— Start of Given entries —
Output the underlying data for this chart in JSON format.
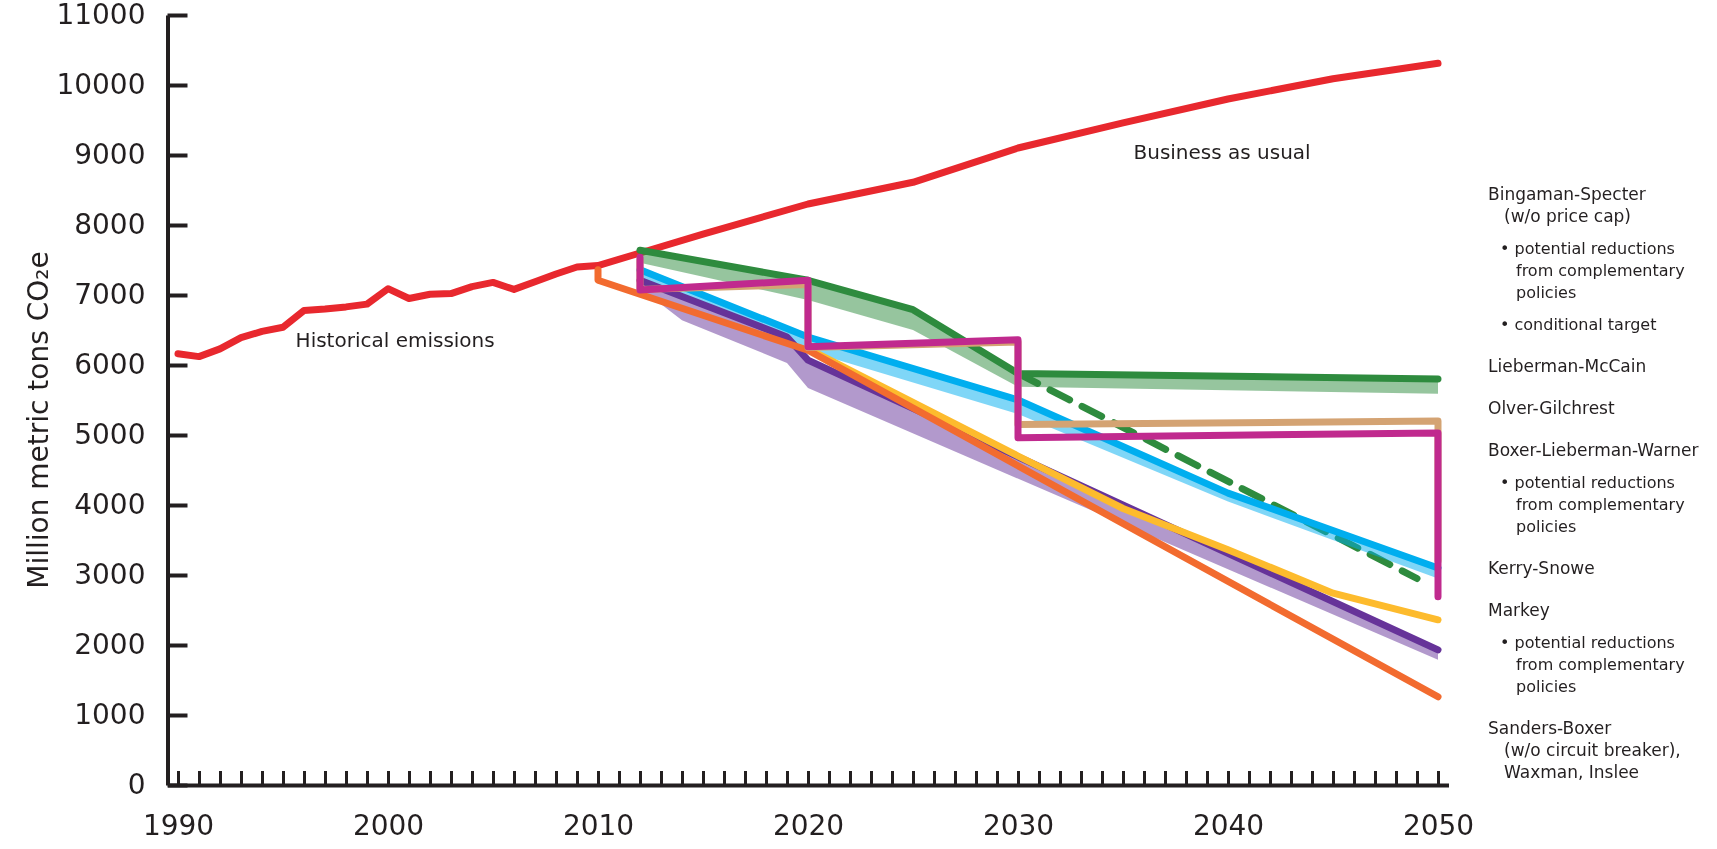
{
  "chart_data": {
    "type": "line",
    "ylabel": "Million metric tons CO₂e",
    "xlim": [
      1989.5,
      2050.5
    ],
    "ylim": [
      0,
      11000
    ],
    "xticks": [
      1990,
      {
        "value": 1991,
        "label": null
      },
      {
        "value": 1992,
        "label": null
      },
      {
        "value": 1993,
        "label": null
      },
      {
        "value": 1994,
        "label": null
      },
      {
        "value": 1995,
        "label": null
      },
      {
        "value": 1996,
        "label": null
      },
      {
        "value": 1997,
        "label": null
      },
      {
        "value": 1998,
        "label": null
      },
      {
        "value": 1999,
        "label": null
      },
      2000,
      {
        "value": 2001,
        "label": null
      },
      {
        "value": 2002,
        "label": null
      },
      {
        "value": 2003,
        "label": null
      },
      {
        "value": 2004,
        "label": null
      },
      {
        "value": 2005,
        "label": null
      },
      {
        "value": 2006,
        "label": null
      },
      {
        "value": 2007,
        "label": null
      },
      {
        "value": 2008,
        "label": null
      },
      {
        "value": 2009,
        "label": null
      },
      2010,
      {
        "value": 2011,
        "label": null
      },
      {
        "value": 2012,
        "label": null
      },
      {
        "value": 2013,
        "label": null
      },
      {
        "value": 2014,
        "label": null
      },
      {
        "value": 2015,
        "label": null
      },
      {
        "value": 2016,
        "label": null
      },
      {
        "value": 2017,
        "label": null
      },
      {
        "value": 2018,
        "label": null
      },
      {
        "value": 2019,
        "label": null
      },
      2020,
      {
        "value": 2021,
        "label": null
      },
      {
        "value": 2022,
        "label": null
      },
      {
        "value": 2023,
        "label": null
      },
      {
        "value": 2024,
        "label": null
      },
      {
        "value": 2025,
        "label": null
      },
      {
        "value": 2026,
        "label": null
      },
      {
        "value": 2027,
        "label": null
      },
      {
        "value": 2028,
        "label": null
      },
      {
        "value": 2029,
        "label": null
      },
      2030,
      {
        "value": 2031,
        "label": null
      },
      {
        "value": 2032,
        "label": null
      },
      {
        "value": 2033,
        "label": null
      },
      {
        "value": 2034,
        "label": null
      },
      {
        "value": 2035,
        "label": null
      },
      {
        "value": 2036,
        "label": null
      },
      {
        "value": 2037,
        "label": null
      },
      {
        "value": 2038,
        "label": null
      },
      {
        "value": 2039,
        "label": null
      },
      2040,
      {
        "value": 2041,
        "label": null
      },
      {
        "value": 2042,
        "label": null
      },
      {
        "value": 2043,
        "label": null
      },
      {
        "value": 2044,
        "label": null
      },
      {
        "value": 2045,
        "label": null
      },
      {
        "value": 2046,
        "label": null
      },
      {
        "value": 2047,
        "label": null
      },
      {
        "value": 2048,
        "label": null
      },
      {
        "value": 2049,
        "label": null
      },
      2050
    ],
    "yticks": [
      0,
      1000,
      2000,
      3000,
      4000,
      5000,
      6000,
      7000,
      8000,
      9000,
      10000,
      11000
    ],
    "grid": false,
    "marker": "none",
    "series": [
      {
        "color": "#e8282e",
        "x": [
          1990,
          1991,
          1992,
          1993,
          1994,
          1995,
          1996,
          1997,
          1998,
          1999,
          2000,
          2001,
          2002,
          2003,
          2004,
          2005,
          2006,
          2007,
          2008,
          2009,
          2010,
          2012,
          2015,
          2020,
          2025,
          2030,
          2035,
          2040,
          2045,
          2050
        ],
        "values": [
          6160,
          6120,
          6230,
          6390,
          6480,
          6540,
          6780,
          6800,
          6830,
          6870,
          7090,
          6950,
          7010,
          7020,
          7120,
          7180,
          7080,
          7190,
          7300,
          7400,
          7420,
          7600,
          7870,
          8300,
          8610,
          9100,
          9460,
          9800,
          10090,
          10310
        ]
      },
      {
        "color": "#2e8b3e",
        "x": [
          2012,
          2020,
          2025,
          2030,
          2050
        ],
        "values": [
          7640,
          7210,
          6790,
          5880,
          5800
        ],
        "lower": [
          7460,
          6930,
          6500,
          5690,
          5590
        ],
        "upper": [
          7640,
          7210,
          6790,
          5880,
          5800
        ]
      },
      {
        "color": "#2e8b3e",
        "line_style": "dashed",
        "x": [
          2030,
          2049
        ],
        "values": [
          5880,
          2950
        ]
      },
      {
        "color": "#00aeef",
        "x": [
          2012,
          2020,
          2030,
          2040,
          2050
        ],
        "values": [
          7360,
          6400,
          5500,
          4170,
          3100
        ],
        "lower": [
          7250,
          6200,
          5300,
          4050,
          2950
        ],
        "upper": [
          7360,
          6400,
          5500,
          4170,
          3100
        ]
      },
      {
        "color": "#663399",
        "x": [
          2012,
          2014,
          2019,
          2020,
          2050
        ],
        "values": [
          7210,
          6980,
          6400,
          6070,
          1930
        ],
        "lower": [
          7100,
          6640,
          6030,
          5670,
          1790
        ],
        "upper": [
          7210,
          6980,
          6400,
          6070,
          1930
        ]
      },
      {
        "color": "#fdbb2d",
        "x": [
          2020,
          2030,
          2035,
          2040,
          2045,
          2050
        ],
        "values": [
          6230,
          4700,
          3950,
          3360,
          2740,
          2360
        ]
      },
      {
        "color": "#f26b2f",
        "x": [
          2010,
          2010,
          2020,
          2050
        ],
        "values": [
          7360,
          7210,
          6210,
          1260
        ]
      },
      {
        "color": "#d4a373",
        "x": [
          2012,
          2012,
          2020,
          2020,
          2030,
          2030,
          2050,
          2050
        ],
        "values": [
          7500,
          7080,
          7150,
          6250,
          6330,
          5150,
          5200,
          3200
        ]
      },
      {
        "color": "#c02a8e",
        "x": [
          2012,
          2012,
          2020,
          2020,
          2030,
          2030,
          2050,
          2050
        ],
        "values": [
          7540,
          7070,
          7210,
          6260,
          6360,
          4960,
          5030,
          2690
        ]
      }
    ],
    "annotations": [
      "Historical emissions",
      "Business as usual",
      "Bingaman-Specter\n(w/o price cap)",
      "• potential reductions\nfrom complementary\npolicies",
      "• conditional target",
      "Lieberman-McCain",
      "Olver-Gilchrest",
      "Boxer-Lieberman-Warner",
      "• potential reductions\nfrom complementary\npolicies",
      "Kerry-Snowe",
      "Markey",
      "• potential reductions\nfrom complementary\npolicies",
      "Sanders-Boxer\n(w/o circuit breaker),\nWaxman, Inslee"
    ]
  }
}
— End of Given entries —
**Exercise directions:** Repeat the material above verbatim, with no pictures in the output.

**The completed task:**
Output the underlying data for this chart in JSON format.
{
  "chart_data": {
    "type": "line",
    "ylabel": "Million metric tons CO₂e",
    "xlim": [
      1989.5,
      2050.5
    ],
    "ylim": [
      0,
      11000
    ],
    "xticks": [
      1990,
      {
        "value": 1991,
        "label": null
      },
      {
        "value": 1992,
        "label": null
      },
      {
        "value": 1993,
        "label": null
      },
      {
        "value": 1994,
        "label": null
      },
      {
        "value": 1995,
        "label": null
      },
      {
        "value": 1996,
        "label": null
      },
      {
        "value": 1997,
        "label": null
      },
      {
        "value": 1998,
        "label": null
      },
      {
        "value": 1999,
        "label": null
      },
      2000,
      {
        "value": 2001,
        "label": null
      },
      {
        "value": 2002,
        "label": null
      },
      {
        "value": 2003,
        "label": null
      },
      {
        "value": 2004,
        "label": null
      },
      {
        "value": 2005,
        "label": null
      },
      {
        "value": 2006,
        "label": null
      },
      {
        "value": 2007,
        "label": null
      },
      {
        "value": 2008,
        "label": null
      },
      {
        "value": 2009,
        "label": null
      },
      2010,
      {
        "value": 2011,
        "label": null
      },
      {
        "value": 2012,
        "label": null
      },
      {
        "value": 2013,
        "label": null
      },
      {
        "value": 2014,
        "label": null
      },
      {
        "value": 2015,
        "label": null
      },
      {
        "value": 2016,
        "label": null
      },
      {
        "value": 2017,
        "label": null
      },
      {
        "value": 2018,
        "label": null
      },
      {
        "value": 2019,
        "label": null
      },
      2020,
      {
        "value": 2021,
        "label": null
      },
      {
        "value": 2022,
        "label": null
      },
      {
        "value": 2023,
        "label": null
      },
      {
        "value": 2024,
        "label": null
      },
      {
        "value": 2025,
        "label": null
      },
      {
        "value": 2026,
        "label": null
      },
      {
        "value": 2027,
        "label": null
      },
      {
        "value": 2028,
        "label": null
      },
      {
        "value": 2029,
        "label": null
      },
      2030,
      {
        "value": 2031,
        "label": null
      },
      {
        "value": 2032,
        "label": null
      },
      {
        "value": 2033,
        "label": null
      },
      {
        "value": 2034,
        "label": null
      },
      {
        "value": 2035,
        "label": null
      },
      {
        "value": 2036,
        "label": null
      },
      {
        "value": 2037,
        "label": null
      },
      {
        "value": 2038,
        "label": null
      },
      {
        "value": 2039,
        "label": null
      },
      2040,
      {
        "value": 2041,
        "label": null
      },
      {
        "value": 2042,
        "label": null
      },
      {
        "value": 2043,
        "label": null
      },
      {
        "value": 2044,
        "label": null
      },
      {
        "value": 2045,
        "label": null
      },
      {
        "value": 2046,
        "label": null
      },
      {
        "value": 2047,
        "label": null
      },
      {
        "value": 2048,
        "label": null
      },
      {
        "value": 2049,
        "label": null
      },
      2050
    ],
    "yticks": [
      0,
      1000,
      2000,
      3000,
      4000,
      5000,
      6000,
      7000,
      8000,
      9000,
      10000,
      11000
    ],
    "grid": false,
    "marker": "none",
    "series": [
      {
        "color": "#e8282e",
        "x": [
          1990,
          1991,
          1992,
          1993,
          1994,
          1995,
          1996,
          1997,
          1998,
          1999,
          2000,
          2001,
          2002,
          2003,
          2004,
          2005,
          2006,
          2007,
          2008,
          2009,
          2010,
          2012,
          2015,
          2020,
          2025,
          2030,
          2035,
          2040,
          2045,
          2050
        ],
        "values": [
          6160,
          6120,
          6230,
          6390,
          6480,
          6540,
          6780,
          6800,
          6830,
          6870,
          7090,
          6950,
          7010,
          7020,
          7120,
          7180,
          7080,
          7190,
          7300,
          7400,
          7420,
          7600,
          7870,
          8300,
          8610,
          9100,
          9460,
          9800,
          10090,
          10310
        ]
      },
      {
        "color": "#2e8b3e",
        "x": [
          2012,
          2020,
          2025,
          2030,
          2050
        ],
        "values": [
          7640,
          7210,
          6790,
          5880,
          5800
        ],
        "lower": [
          7460,
          6930,
          6500,
          5690,
          5590
        ],
        "upper": [
          7640,
          7210,
          6790,
          5880,
          5800
        ]
      },
      {
        "color": "#2e8b3e",
        "line_style": "dashed",
        "x": [
          2030,
          2049
        ],
        "values": [
          5880,
          2950
        ]
      },
      {
        "color": "#00aeef",
        "x": [
          2012,
          2020,
          2030,
          2040,
          2050
        ],
        "values": [
          7360,
          6400,
          5500,
          4170,
          3100
        ],
        "lower": [
          7250,
          6200,
          5300,
          4050,
          2950
        ],
        "upper": [
          7360,
          6400,
          5500,
          4170,
          3100
        ]
      },
      {
        "color": "#663399",
        "x": [
          2012,
          2014,
          2019,
          2020,
          2050
        ],
        "values": [
          7210,
          6980,
          6400,
          6070,
          1930
        ],
        "lower": [
          7100,
          6640,
          6030,
          5670,
          1790
        ],
        "upper": [
          7210,
          6980,
          6400,
          6070,
          1930
        ]
      },
      {
        "color": "#fdbb2d",
        "x": [
          2020,
          2030,
          2035,
          2040,
          2045,
          2050
        ],
        "values": [
          6230,
          4700,
          3950,
          3360,
          2740,
          2360
        ]
      },
      {
        "color": "#f26b2f",
        "x": [
          2010,
          2010,
          2020,
          2050
        ],
        "values": [
          7360,
          7210,
          6210,
          1260
        ]
      },
      {
        "color": "#d4a373",
        "x": [
          2012,
          2012,
          2020,
          2020,
          2030,
          2030,
          2050,
          2050
        ],
        "values": [
          7500,
          7080,
          7150,
          6250,
          6330,
          5150,
          5200,
          3200
        ]
      },
      {
        "color": "#c02a8e",
        "x": [
          2012,
          2012,
          2020,
          2020,
          2030,
          2030,
          2050,
          2050
        ],
        "values": [
          7540,
          7070,
          7210,
          6260,
          6360,
          4960,
          5030,
          2690
        ]
      }
    ],
    "annotations": [
      "Historical emissions",
      "Business as usual",
      "Bingaman-Specter\n(w/o price cap)",
      "• potential reductions\nfrom complementary\npolicies",
      "• conditional target",
      "Lieberman-McCain",
      "Olver-Gilchrest",
      "Boxer-Lieberman-Warner",
      "• potential reductions\nfrom complementary\npolicies",
      "Kerry-Snowe",
      "Markey",
      "• potential reductions\nfrom complementary\npolicies",
      "Sanders-Boxer\n(w/o circuit breaker),\nWaxman, Inslee"
    ]
  }
}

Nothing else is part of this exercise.